* START Entries *

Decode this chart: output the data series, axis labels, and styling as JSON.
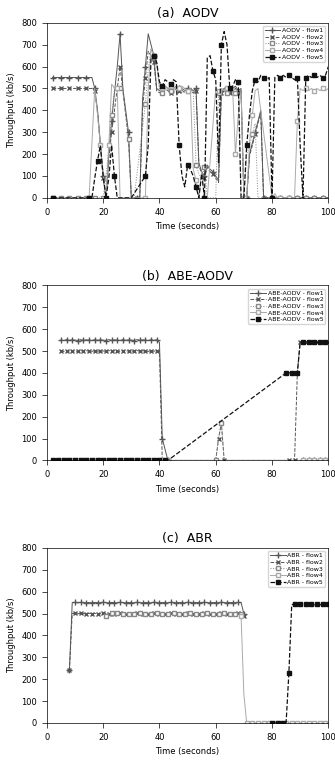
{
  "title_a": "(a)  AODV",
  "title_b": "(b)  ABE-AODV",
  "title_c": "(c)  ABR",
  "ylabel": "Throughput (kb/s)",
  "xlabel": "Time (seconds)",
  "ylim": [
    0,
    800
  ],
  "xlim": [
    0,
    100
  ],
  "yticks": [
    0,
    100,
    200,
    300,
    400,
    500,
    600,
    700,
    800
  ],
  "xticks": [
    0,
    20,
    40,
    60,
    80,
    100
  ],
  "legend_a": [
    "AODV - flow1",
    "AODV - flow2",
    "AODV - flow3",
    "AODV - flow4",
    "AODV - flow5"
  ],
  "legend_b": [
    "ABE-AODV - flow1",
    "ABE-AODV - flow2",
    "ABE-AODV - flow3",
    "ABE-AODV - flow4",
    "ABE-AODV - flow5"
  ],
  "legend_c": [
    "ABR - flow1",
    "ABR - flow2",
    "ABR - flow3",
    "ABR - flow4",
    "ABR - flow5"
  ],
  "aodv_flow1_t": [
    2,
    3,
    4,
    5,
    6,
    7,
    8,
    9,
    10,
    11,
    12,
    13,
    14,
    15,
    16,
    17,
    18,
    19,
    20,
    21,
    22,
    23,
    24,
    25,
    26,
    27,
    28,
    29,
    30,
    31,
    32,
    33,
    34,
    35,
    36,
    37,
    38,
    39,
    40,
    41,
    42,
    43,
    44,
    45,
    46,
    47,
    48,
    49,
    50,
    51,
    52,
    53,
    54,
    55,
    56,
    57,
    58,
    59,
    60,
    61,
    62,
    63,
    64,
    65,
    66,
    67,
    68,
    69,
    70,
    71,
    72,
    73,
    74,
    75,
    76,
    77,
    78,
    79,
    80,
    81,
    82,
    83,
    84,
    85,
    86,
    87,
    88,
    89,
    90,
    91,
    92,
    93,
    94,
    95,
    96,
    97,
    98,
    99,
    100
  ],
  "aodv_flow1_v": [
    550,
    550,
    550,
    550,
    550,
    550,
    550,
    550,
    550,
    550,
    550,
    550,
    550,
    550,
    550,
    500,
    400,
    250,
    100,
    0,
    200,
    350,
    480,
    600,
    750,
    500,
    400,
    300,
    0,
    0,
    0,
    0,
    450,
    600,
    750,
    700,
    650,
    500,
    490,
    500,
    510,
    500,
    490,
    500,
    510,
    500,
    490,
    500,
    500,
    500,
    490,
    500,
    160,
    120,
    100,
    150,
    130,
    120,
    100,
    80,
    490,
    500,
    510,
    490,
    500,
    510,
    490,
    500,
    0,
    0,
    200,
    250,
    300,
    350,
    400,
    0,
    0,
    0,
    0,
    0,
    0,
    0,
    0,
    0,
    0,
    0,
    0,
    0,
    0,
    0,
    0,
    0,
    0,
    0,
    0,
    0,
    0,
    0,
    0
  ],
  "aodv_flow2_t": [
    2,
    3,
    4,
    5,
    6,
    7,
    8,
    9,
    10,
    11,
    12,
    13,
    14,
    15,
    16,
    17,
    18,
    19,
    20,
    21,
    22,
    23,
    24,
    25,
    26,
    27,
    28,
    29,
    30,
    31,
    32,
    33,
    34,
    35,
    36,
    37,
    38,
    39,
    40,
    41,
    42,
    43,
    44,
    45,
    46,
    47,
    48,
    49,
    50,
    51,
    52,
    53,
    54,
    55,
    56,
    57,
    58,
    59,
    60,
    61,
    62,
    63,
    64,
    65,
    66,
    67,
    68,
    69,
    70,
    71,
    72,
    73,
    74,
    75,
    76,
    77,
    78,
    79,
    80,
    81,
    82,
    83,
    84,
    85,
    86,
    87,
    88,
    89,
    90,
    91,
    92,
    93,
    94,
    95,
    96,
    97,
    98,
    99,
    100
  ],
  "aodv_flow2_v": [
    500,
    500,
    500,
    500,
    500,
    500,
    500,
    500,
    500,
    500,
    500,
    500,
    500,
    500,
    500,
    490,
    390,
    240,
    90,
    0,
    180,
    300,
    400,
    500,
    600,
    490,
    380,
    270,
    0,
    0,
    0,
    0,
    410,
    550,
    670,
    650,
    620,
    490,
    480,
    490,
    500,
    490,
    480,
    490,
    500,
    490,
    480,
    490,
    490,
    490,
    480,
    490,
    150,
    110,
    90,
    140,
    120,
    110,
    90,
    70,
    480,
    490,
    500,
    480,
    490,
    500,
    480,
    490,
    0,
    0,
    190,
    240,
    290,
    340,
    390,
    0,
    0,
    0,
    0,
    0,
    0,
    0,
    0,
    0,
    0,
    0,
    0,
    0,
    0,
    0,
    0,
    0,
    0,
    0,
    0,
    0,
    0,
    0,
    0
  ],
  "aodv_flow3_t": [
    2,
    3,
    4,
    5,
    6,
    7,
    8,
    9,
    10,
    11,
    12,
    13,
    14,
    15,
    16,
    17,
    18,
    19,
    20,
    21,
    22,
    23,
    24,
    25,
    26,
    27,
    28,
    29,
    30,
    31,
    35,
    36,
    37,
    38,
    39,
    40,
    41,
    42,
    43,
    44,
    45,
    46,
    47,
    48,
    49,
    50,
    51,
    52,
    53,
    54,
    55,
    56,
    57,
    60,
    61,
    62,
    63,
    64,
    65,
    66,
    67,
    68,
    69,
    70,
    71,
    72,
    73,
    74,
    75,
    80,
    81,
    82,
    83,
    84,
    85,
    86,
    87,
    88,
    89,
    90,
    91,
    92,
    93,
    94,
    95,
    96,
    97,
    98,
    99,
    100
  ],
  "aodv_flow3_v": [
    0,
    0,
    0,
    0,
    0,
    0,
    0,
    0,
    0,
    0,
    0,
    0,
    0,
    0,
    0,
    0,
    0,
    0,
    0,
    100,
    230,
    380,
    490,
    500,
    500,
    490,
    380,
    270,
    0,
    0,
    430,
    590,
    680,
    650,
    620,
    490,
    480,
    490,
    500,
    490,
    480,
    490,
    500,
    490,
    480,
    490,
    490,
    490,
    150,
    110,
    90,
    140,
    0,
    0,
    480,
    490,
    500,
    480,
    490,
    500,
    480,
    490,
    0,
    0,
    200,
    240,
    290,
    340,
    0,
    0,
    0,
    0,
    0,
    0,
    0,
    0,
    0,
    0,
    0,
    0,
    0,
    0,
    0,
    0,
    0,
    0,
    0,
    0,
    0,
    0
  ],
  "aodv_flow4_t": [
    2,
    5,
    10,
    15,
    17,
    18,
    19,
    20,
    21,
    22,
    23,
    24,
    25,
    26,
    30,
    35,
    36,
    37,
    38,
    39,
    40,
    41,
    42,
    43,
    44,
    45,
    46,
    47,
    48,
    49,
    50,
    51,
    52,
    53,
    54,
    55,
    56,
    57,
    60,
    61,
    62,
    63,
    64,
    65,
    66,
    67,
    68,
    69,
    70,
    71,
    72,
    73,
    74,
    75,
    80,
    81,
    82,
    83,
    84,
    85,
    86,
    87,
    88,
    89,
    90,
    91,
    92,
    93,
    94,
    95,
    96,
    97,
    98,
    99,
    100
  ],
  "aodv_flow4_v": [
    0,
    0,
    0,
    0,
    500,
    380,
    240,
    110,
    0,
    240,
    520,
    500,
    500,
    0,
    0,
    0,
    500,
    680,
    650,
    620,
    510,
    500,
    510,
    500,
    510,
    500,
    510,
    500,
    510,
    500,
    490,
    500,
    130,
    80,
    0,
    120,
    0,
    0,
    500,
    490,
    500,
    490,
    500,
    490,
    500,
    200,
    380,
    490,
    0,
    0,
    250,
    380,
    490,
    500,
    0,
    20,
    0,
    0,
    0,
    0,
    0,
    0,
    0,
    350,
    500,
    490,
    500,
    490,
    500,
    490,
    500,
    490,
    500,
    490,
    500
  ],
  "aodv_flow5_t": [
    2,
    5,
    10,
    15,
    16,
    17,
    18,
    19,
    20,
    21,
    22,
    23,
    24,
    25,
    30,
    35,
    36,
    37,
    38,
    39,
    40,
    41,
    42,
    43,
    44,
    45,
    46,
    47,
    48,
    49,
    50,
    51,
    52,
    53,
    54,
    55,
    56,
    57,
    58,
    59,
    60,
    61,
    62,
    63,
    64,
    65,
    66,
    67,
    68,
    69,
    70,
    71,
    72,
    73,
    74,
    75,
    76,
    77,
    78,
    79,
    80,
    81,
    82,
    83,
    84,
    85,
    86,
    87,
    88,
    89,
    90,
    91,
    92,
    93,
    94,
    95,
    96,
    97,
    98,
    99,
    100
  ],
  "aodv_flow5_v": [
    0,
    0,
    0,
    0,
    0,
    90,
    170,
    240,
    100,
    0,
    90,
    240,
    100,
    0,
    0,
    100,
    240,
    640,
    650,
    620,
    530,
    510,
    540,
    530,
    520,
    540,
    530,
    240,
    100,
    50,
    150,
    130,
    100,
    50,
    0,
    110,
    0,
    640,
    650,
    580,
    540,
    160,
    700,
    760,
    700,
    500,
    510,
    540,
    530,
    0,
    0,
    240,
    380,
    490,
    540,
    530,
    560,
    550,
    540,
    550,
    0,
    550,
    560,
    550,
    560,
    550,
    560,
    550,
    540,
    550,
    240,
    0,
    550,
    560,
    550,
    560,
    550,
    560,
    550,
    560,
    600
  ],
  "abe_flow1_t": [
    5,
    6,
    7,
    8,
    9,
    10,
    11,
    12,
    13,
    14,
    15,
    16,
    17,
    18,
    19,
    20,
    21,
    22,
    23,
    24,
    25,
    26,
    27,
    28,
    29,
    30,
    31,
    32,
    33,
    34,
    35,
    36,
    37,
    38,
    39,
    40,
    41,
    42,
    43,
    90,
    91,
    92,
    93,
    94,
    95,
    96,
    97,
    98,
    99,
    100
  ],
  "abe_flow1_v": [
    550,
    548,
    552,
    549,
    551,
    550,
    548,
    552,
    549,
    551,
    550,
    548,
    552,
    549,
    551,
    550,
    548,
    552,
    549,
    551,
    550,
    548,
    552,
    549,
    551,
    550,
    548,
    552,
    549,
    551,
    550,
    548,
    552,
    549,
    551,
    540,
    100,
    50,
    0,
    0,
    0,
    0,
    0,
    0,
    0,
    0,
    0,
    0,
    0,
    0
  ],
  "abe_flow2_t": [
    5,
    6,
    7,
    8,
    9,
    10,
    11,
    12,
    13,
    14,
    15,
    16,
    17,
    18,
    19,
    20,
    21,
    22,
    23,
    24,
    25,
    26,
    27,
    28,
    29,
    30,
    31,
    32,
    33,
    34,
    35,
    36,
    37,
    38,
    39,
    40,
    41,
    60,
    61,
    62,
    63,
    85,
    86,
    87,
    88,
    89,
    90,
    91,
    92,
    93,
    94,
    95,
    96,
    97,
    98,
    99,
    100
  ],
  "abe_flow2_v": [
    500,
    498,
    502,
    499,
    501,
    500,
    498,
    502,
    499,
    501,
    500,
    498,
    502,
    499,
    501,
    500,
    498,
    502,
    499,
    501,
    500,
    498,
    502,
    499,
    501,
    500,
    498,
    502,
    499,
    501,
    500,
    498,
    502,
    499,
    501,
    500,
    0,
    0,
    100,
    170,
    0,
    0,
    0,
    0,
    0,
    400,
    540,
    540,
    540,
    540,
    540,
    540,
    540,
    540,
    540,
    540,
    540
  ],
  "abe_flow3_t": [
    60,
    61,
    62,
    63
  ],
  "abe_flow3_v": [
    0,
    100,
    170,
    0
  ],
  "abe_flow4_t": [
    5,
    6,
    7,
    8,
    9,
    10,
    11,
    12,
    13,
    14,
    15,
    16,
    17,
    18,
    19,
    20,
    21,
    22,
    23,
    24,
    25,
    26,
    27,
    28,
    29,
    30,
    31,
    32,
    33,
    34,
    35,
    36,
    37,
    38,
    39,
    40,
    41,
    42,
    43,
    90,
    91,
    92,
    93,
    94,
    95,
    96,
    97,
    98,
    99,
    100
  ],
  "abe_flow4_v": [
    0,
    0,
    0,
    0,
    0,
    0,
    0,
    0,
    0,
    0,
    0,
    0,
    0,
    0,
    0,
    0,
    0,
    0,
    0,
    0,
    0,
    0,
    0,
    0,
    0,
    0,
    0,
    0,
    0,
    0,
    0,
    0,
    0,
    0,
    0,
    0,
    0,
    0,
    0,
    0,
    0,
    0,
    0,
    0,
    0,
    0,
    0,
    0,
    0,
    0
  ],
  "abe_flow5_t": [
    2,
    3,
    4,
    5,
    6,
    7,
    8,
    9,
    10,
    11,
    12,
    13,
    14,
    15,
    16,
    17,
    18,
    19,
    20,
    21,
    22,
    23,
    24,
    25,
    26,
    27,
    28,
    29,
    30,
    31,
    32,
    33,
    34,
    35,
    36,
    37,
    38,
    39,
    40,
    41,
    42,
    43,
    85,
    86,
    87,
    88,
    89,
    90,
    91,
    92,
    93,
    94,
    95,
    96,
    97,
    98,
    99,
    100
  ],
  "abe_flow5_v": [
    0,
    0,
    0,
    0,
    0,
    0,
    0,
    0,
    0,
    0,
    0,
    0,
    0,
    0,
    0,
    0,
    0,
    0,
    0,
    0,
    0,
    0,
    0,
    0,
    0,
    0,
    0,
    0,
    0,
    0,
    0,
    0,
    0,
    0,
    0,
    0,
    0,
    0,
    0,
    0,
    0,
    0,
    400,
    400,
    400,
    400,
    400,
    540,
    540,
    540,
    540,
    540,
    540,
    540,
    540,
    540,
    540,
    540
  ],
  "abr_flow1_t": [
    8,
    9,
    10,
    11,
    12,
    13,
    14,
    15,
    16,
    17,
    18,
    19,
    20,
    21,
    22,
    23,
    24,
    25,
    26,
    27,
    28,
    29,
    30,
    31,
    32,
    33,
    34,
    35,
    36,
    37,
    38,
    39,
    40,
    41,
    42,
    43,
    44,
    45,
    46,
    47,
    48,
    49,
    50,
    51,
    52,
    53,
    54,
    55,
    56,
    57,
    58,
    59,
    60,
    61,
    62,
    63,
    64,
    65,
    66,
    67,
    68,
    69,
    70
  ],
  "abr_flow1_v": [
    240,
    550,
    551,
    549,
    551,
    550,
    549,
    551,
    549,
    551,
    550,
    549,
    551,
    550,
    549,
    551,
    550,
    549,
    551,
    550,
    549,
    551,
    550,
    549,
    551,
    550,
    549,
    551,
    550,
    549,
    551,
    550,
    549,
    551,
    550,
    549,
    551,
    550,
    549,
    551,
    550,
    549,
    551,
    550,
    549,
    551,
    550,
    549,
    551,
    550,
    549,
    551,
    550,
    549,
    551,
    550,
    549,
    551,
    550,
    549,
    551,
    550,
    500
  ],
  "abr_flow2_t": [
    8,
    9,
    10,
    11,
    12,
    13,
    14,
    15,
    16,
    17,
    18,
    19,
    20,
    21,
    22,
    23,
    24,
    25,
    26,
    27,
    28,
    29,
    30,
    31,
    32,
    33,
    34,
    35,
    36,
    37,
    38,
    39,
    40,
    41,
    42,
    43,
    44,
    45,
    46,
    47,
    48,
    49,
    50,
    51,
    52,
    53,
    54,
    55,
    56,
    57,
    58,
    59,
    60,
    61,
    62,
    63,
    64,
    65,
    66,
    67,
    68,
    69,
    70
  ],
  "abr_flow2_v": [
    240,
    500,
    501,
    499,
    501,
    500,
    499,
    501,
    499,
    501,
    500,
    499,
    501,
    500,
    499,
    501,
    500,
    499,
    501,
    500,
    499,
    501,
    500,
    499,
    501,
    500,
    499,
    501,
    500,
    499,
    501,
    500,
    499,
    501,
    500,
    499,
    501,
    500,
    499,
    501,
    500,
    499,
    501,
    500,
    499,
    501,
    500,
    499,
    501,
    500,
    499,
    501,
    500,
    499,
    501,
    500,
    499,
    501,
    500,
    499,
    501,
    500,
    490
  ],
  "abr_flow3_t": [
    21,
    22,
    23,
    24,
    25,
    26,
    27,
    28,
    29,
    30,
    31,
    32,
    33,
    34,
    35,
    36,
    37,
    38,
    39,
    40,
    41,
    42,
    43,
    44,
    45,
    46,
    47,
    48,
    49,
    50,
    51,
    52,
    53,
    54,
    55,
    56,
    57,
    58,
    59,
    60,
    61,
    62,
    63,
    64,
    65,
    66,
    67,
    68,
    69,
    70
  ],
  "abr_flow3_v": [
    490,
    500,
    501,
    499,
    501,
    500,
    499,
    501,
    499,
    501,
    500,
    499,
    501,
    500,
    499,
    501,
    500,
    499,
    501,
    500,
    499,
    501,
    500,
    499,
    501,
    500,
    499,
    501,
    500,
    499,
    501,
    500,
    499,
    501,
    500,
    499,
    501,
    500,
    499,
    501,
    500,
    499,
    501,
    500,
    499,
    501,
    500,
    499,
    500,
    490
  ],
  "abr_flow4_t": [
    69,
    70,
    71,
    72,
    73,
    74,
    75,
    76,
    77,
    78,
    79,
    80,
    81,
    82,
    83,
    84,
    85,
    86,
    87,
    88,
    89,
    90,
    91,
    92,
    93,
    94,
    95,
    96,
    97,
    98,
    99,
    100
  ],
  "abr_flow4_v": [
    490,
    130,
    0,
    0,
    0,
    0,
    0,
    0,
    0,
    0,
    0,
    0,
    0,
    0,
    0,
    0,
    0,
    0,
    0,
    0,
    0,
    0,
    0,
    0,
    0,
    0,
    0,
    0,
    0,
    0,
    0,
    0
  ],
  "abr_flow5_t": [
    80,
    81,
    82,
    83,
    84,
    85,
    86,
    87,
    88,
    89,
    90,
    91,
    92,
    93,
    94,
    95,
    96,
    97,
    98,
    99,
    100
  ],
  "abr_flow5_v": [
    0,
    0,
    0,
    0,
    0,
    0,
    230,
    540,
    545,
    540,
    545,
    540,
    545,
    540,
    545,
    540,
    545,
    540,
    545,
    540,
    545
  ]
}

* END Entries *
* START Entries *

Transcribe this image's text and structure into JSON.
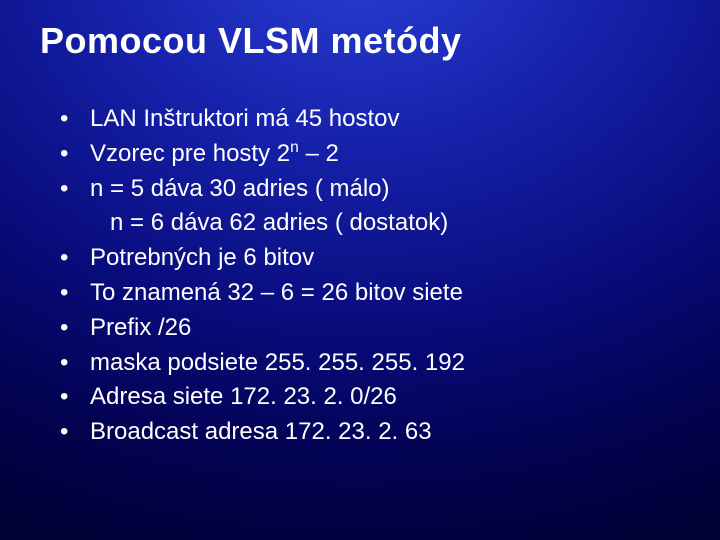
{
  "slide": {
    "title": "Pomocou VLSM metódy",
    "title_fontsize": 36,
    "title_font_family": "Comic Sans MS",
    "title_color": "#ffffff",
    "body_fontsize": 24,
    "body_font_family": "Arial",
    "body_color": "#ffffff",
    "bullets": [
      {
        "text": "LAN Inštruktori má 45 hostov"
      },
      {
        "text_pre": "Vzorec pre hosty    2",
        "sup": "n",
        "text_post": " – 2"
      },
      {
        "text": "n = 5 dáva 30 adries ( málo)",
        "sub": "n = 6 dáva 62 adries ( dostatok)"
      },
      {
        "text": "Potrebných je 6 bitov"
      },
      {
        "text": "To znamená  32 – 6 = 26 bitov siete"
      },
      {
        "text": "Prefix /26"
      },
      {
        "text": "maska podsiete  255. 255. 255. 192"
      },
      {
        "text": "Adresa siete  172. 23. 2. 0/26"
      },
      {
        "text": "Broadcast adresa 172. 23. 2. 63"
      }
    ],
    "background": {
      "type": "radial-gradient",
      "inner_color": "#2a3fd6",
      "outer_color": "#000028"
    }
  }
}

* END Entries *
* START Entries *

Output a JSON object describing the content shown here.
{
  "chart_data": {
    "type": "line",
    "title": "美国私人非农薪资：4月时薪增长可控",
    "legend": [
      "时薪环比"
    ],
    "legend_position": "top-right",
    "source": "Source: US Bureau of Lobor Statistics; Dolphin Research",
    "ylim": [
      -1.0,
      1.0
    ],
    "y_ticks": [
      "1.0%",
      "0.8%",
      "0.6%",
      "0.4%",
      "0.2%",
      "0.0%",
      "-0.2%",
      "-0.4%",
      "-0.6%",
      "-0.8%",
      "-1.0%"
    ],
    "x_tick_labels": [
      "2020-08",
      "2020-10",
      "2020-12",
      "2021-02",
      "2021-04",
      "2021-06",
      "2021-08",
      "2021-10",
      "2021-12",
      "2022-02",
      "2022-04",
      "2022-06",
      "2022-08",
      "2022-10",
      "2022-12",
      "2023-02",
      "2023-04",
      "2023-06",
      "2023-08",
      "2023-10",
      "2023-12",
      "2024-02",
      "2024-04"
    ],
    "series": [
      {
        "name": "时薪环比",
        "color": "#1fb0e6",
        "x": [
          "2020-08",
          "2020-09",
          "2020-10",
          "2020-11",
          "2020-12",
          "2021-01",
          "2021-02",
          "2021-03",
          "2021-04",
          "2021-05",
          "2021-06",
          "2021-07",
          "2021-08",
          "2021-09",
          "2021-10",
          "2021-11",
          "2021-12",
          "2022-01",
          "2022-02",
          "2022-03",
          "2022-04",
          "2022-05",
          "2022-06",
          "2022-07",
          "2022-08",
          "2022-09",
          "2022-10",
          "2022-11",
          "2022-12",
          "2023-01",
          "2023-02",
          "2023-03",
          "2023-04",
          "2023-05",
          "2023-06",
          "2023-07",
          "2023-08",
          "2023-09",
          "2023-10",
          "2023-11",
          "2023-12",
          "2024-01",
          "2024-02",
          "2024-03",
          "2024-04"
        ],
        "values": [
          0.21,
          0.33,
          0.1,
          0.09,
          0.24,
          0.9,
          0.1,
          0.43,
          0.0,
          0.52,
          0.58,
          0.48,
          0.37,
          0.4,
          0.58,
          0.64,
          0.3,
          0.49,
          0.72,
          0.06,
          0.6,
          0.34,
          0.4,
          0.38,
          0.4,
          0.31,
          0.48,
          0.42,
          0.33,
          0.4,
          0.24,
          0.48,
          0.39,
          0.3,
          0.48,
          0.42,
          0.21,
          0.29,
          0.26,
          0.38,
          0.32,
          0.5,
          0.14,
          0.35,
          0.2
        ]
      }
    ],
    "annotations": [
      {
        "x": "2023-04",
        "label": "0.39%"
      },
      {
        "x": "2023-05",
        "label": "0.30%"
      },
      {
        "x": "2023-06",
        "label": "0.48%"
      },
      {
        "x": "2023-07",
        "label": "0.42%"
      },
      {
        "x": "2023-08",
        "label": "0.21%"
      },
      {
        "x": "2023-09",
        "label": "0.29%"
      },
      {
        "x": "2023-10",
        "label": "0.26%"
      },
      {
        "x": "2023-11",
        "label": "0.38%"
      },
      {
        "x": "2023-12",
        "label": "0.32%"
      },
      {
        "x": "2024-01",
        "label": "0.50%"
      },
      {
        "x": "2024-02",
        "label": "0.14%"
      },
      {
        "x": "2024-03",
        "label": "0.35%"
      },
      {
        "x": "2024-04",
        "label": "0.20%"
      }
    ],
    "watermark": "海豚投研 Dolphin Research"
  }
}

* END Entries *

- [Aim of the exercise] Return all lines containing "JSON".

- [Exercise result]
Decode this chart: output the data series, axis labels, and styling as JSON.
Transcribe this image's text and structure into JSON.
Output a JSON object describing the content shown here.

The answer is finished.